### Exercise input ###

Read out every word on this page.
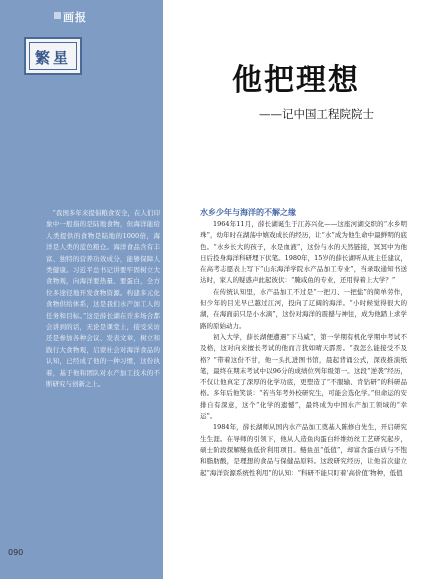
画报
繁星
“我国多年来提倡粮食安全，在人们印象中一般指的是陆地食物，但海洋能给人类提供的食物是陆地的1000倍，海洋是人类的蓝色粮仓。海洋食品含有丰富、独特的营养功效成分，能够保障人类健康。习近平总书记讲要牢固树立大食物观，向海洋要热量、要蛋白，全方位多途径地开发食物资源。构建多元化食物供给体系，这是我们水产加工人的任务和目标。”这是薛长湖在许多场合都会讲到的话，无论是课堂上，接受采访还是参加各种会议、发表文章，树立和践行大食物观，启蒙社会对海洋食品的认知，已经成了他的一种习惯，这份执着，基于他和团队对水产加工技术的不断研究与创新之上。
090
他把理想
——记中国工程院院士
水乡少年与海洋的不解之缘

1964年11月，薛长湖诞生于江苏兴化——这座河湖交织的“水乡明珠”，幼年时在湖荡中嬉戏成长的经历，让“水”成为他生命中最鲜明的底色。“水乡长大的孩子，水是血液”，这份与水的天然链接，冥冥中为他日后投身海洋科研埋下伏笔。1980年，15岁的薛长湖听从班主任建议，在高考志愿表上写下“山东海洋学院水产品加工专业”，当录取通知书送达时，家人的疑惑声此起彼伏：“腌咸鱼的专业，还用得着上大学？”

在传统认知里，水产品加工不过是“一把刀、一把盐”的简单劳作，但少年的目光早已越过江河，投向了辽阔的海洋。“小时候觉得很大的湖，在海面前只是小水滴”，这份对海洋的震撼与神往，成为他踏上求学路的原始动力。

初入大学，薛长湖便遭遇“下马威”，第一学期有机化学期中考试不及格，这对向来擅长考试的他而言犹如晴天霹雳。“我怎么能接受不及格？”带着这份不甘，他一头扎进图书馆，晨起背诵公式，深夜推演纸笔，最终在期末考试中以96分的成绩位列年级第一。这段“逆袭”经历，不仅让他真定了深厚的化学功底，更塑造了“不服输、肯钻研”的科研品格。多年后他笑谈：“若当年考外校研究生，可能会选化学。”但命运的安排自有深意，这个“化学的遗憾”，最终成为中国水产加工领域的“幸运”。

1984年，薛长湖师从国内水产品加工奠基人陈修白先生，开启研究生生涯。在导师的引领下，他从人造鱼肉蛋白纤维纺丝工艺研究起步，硕士阶段探解鲢鱼低价利用项目。鲢鱼虽“低值”，却富含蛋白质与不饱和脂肪酸，是理想的食品与保健品原料。这段研究经历，让他首次建立起“海洋资源系统性利用”的认知：“科研不能只盯着‘高价值’物种，低值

###

→ Your instructions: Output every entry exactly as given; pictures are not part of the copy.

→ Written answer:
Read out every word on this page.
画报
繁星
“我国多年来提倡粮食安全，在人们印象中一般指的是陆地食物，但海洋能给人类提供的食物是陆地的1000倍，海洋是人类的蓝色粮仓。海洋食品含有丰富、独特的营养功效成分，能够保障人类健康。习近平总书记讲要牢固树立大食物观，向海洋要热量、要蛋白，全方位多途径地开发食物资源。构建多元化食物供给体系，这是我们水产加工人的任务和目标。”这是薛长湖在许多场合都会讲到的话，无论是课堂上，接受采访还是参加各种会议、发表文章，树立和践行大食物观，启蒙社会对海洋食品的认知，已经成了他的一种习惯，这份执着，基于他和团队对水产加工技术的不断研究与创新之上。
090
他把理想
——记中国工程院院士
水乡少年与海洋的不解之缘

1964年11月，薛长湖诞生于江苏兴化——这座河湖交织的“水乡明珠”，幼年时在湖荡中嬉戏成长的经历，让“水”成为他生命中最鲜明的底色。“水乡长大的孩子，水是血液”，这份与水的天然链接，冥冥中为他日后投身海洋科研埋下伏笔。1980年，15岁的薛长湖听从班主任建议，在高考志愿表上写下“山东海洋学院水产品加工专业”，当录取通知书送达时，家人的疑惑声此起彼伏：“腌咸鱼的专业，还用得着上大学？”

在传统认知里，水产品加工不过是“一把刀、一把盐”的简单劳作，但少年的目光早已越过江河，投向了辽阔的海洋。“小时候觉得很大的湖，在海面前只是小水滴”，这份对海洋的震撼与神往，成为他踏上求学路的原始动力。

初入大学，薛长湖便遭遇“下马威”，第一学期有机化学期中考试不及格，这对向来擅长考试的他而言犹如晴天霹雳。“我怎么能接受不及格？”带着这份不甘，他一头扎进图书馆，晨起背诵公式，深夜推演纸笔，最终在期末考试中以96分的成绩位列年级第一。这段“逆袭”经历，不仅让他真定了深厚的化学功底，更塑造了“不服输、肯钻研”的科研品格。多年后他笑谈：“若当年考外校研究生，可能会选化学。”但命运的安排自有深意，这个“化学的遗憾”，最终成为中国水产加工领域的“幸运”。

1984年，薛长湖师从国内水产品加工奠基人陈修白先生，开启研究生生涯。在导师的引领下，他从人造鱼肉蛋白纤维纺丝工艺研究起步，硕士阶段探解鲢鱼低价利用项目。鲢鱼虽“低值”，却富含蛋白质与不饱和脂肪酸，是理想的食品与保健品原料。这段研究经历，让他首次建立起“海洋资源系统性利用”的认知：“科研不能只盯着‘高价值’物种，低值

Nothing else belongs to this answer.